- Rows -
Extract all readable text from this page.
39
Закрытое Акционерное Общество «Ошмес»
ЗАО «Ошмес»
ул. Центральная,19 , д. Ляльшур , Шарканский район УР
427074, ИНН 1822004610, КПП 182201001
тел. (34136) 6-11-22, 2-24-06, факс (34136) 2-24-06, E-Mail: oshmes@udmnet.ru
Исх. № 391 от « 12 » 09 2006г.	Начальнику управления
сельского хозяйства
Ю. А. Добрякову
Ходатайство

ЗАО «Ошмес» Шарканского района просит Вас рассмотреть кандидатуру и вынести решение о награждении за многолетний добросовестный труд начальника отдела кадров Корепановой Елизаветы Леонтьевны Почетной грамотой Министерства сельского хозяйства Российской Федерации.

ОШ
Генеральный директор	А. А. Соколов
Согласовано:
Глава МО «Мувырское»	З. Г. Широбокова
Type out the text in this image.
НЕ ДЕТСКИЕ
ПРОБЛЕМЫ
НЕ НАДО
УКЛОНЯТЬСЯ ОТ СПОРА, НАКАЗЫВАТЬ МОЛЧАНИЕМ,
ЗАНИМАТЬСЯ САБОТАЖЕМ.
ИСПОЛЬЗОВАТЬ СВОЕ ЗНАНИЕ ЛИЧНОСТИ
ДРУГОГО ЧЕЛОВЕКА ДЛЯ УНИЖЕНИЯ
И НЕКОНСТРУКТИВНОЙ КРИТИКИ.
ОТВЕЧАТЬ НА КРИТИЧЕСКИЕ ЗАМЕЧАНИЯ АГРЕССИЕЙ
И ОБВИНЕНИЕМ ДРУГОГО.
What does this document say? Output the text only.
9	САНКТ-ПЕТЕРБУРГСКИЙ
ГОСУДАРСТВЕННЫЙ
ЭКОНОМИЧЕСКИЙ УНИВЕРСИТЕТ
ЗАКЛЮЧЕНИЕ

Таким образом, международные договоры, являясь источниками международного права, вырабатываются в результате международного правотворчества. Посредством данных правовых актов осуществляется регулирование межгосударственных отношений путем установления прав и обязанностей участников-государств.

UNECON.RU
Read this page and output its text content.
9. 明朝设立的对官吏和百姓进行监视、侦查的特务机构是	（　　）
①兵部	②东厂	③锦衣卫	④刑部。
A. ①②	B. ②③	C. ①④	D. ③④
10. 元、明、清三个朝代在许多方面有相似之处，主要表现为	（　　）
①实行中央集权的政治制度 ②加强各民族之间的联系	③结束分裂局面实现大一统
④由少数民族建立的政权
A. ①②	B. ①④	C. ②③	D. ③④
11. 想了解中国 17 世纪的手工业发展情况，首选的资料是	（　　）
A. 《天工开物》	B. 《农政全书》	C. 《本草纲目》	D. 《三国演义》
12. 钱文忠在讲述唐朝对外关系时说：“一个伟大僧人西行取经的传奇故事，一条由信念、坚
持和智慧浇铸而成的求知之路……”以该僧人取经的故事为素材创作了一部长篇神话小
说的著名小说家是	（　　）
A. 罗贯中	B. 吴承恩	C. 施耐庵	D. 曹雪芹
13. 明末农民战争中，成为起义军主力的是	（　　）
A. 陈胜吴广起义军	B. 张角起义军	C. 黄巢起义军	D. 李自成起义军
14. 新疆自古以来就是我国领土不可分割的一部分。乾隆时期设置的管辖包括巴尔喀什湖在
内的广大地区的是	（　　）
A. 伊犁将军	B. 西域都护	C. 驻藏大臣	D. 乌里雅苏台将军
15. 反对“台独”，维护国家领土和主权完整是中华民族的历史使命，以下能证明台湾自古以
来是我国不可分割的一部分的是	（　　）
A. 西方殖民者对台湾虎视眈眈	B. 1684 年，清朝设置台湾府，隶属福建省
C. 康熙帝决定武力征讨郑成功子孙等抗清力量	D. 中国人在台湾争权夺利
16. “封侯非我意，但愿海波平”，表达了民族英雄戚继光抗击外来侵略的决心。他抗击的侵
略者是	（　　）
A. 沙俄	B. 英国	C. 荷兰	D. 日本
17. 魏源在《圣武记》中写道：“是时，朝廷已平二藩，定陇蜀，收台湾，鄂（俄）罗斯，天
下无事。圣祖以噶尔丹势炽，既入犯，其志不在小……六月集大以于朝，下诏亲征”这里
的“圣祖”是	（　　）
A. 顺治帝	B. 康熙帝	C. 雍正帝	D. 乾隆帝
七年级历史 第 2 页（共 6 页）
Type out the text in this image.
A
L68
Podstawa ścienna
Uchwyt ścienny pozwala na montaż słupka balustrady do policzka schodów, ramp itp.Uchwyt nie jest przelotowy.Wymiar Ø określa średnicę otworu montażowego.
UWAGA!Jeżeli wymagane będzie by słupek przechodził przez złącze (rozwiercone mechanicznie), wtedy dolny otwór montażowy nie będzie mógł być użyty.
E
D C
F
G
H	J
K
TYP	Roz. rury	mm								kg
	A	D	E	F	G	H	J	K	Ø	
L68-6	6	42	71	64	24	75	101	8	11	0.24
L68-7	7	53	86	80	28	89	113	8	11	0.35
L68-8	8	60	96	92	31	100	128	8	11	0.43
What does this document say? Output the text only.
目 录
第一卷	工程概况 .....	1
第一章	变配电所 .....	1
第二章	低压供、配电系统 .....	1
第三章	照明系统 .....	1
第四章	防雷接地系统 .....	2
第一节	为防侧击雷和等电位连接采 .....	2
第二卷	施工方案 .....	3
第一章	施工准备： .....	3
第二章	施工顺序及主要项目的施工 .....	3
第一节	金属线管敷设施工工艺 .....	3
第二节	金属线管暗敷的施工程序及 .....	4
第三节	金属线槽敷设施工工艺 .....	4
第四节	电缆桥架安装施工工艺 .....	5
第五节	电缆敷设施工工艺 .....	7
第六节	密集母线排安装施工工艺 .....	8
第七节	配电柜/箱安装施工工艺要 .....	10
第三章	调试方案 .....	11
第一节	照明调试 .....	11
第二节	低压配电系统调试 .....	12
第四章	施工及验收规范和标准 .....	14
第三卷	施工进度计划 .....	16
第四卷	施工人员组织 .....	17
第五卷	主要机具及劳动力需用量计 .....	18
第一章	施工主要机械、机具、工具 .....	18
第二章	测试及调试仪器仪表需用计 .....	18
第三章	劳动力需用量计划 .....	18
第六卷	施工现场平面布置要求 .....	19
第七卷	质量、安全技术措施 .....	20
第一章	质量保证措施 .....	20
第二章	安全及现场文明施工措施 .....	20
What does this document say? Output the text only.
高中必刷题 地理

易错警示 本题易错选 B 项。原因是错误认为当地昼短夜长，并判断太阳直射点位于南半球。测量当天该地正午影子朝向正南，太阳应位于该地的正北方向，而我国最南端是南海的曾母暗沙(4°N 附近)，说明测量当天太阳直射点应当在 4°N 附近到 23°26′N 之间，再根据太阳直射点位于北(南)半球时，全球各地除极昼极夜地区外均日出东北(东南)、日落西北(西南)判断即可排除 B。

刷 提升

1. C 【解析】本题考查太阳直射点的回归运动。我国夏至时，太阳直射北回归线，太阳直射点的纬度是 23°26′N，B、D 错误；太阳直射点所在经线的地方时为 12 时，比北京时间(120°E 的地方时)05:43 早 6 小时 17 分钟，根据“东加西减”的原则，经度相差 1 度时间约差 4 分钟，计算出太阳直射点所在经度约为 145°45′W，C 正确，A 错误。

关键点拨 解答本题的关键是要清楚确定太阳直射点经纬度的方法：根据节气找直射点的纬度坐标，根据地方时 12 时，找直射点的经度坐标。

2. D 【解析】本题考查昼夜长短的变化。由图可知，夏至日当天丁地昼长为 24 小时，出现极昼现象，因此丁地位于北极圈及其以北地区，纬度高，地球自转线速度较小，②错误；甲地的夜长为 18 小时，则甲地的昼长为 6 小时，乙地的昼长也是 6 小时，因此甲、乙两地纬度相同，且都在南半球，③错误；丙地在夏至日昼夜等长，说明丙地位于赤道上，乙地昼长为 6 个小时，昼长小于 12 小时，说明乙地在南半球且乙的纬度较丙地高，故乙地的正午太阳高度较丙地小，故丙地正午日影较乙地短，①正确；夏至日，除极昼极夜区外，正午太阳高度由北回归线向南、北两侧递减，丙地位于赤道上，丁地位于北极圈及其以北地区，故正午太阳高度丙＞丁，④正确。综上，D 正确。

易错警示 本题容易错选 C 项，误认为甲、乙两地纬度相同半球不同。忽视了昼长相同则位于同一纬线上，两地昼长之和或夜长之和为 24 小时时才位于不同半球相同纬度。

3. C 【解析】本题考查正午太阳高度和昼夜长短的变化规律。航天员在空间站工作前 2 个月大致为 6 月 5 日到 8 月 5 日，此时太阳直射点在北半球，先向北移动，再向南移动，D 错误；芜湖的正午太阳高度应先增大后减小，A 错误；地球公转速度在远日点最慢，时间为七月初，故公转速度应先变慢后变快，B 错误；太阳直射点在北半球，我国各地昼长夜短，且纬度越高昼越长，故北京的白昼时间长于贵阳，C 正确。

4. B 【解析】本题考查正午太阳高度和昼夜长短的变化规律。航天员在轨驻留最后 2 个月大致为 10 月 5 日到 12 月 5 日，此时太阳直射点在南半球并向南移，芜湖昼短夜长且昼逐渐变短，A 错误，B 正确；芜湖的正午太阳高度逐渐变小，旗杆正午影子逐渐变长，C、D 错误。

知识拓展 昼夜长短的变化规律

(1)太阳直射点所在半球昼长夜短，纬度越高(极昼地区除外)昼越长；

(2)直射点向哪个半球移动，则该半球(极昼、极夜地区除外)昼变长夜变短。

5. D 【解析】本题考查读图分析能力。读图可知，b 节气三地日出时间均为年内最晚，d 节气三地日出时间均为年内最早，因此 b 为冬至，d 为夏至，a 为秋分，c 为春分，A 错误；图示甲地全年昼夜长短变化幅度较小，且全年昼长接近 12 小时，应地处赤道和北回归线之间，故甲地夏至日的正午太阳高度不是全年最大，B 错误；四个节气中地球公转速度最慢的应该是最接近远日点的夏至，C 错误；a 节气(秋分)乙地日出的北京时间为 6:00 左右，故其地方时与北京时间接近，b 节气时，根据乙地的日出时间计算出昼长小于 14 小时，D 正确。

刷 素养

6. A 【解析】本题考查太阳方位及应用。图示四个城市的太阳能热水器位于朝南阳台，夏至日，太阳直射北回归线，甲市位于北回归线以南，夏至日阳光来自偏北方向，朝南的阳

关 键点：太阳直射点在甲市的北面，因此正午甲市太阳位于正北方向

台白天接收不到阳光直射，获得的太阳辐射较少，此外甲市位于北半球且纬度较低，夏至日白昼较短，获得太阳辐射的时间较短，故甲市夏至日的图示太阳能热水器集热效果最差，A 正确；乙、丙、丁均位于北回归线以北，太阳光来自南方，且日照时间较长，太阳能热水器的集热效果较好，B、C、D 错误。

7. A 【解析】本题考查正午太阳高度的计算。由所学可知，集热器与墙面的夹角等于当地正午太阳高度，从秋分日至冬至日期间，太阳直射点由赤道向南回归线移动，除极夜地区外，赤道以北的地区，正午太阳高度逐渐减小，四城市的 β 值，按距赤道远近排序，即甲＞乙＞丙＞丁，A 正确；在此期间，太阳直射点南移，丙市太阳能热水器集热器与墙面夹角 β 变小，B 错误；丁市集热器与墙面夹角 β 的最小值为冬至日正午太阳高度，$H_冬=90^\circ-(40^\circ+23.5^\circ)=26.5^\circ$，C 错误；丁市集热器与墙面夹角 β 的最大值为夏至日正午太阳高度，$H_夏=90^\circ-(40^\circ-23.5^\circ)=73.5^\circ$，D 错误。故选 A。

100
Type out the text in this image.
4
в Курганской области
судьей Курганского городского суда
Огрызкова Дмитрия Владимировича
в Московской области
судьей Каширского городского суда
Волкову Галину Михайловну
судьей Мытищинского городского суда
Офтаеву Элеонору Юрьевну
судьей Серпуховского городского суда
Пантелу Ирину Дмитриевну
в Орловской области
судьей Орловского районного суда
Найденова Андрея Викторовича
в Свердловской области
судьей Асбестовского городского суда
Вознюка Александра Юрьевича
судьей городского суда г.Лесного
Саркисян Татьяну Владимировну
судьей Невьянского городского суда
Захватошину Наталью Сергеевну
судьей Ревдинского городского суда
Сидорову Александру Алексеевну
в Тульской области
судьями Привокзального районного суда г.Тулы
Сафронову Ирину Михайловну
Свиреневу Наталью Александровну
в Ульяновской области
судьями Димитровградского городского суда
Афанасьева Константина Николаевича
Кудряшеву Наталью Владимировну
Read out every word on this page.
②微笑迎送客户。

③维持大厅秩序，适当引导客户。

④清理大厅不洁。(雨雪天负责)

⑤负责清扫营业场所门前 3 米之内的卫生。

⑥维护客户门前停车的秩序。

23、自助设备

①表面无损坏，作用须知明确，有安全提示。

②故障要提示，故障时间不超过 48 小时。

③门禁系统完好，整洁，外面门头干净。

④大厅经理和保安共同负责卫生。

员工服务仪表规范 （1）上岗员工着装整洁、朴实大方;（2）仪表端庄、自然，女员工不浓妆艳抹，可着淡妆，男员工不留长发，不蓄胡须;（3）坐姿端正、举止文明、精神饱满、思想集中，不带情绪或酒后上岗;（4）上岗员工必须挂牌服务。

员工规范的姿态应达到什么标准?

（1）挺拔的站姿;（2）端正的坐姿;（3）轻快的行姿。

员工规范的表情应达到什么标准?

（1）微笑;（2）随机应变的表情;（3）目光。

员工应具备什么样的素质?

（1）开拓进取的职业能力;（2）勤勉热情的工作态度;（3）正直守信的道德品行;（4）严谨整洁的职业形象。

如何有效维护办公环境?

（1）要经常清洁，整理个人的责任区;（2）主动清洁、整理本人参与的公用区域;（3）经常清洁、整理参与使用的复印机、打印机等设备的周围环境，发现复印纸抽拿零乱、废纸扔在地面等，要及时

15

- Short task -
Using the listing above, pick out each line that contains the word "Ирину", then copy it.

- Solved problem -
Пантелу Ирину Дмитриевну
Сафронову Ирину Михайловну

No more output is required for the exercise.